# YOUR TASK
Count every line below in which "JSON" occurs, then give only the count.

# RECORDS PROVIDED
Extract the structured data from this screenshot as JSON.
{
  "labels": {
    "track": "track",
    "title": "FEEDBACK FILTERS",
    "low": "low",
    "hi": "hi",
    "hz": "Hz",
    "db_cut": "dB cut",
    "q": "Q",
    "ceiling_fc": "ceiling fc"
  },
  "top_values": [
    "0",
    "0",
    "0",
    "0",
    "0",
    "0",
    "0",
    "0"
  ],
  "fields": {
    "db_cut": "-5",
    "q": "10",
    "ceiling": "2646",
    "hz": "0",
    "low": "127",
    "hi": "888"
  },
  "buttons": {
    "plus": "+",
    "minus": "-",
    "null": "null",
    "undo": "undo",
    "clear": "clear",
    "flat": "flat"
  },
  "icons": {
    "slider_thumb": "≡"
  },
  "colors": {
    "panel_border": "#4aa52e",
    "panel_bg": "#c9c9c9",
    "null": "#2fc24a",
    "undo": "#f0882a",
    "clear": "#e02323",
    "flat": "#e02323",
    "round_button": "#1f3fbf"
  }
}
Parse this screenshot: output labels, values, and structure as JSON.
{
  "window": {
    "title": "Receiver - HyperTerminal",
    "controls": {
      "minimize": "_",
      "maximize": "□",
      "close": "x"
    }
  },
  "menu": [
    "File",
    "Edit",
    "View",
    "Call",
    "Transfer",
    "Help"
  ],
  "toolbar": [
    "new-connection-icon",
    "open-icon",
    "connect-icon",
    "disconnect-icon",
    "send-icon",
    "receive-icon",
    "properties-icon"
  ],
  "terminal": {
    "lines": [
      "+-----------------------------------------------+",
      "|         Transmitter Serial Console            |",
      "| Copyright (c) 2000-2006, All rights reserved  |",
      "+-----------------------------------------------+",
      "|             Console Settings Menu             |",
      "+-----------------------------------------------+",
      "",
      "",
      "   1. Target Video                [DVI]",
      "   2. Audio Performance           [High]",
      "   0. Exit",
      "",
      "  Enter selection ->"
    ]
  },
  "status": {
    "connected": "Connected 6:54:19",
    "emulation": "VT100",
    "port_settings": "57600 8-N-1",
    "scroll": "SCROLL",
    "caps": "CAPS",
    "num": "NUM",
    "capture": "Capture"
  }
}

# WRITTEN RESPONSE
2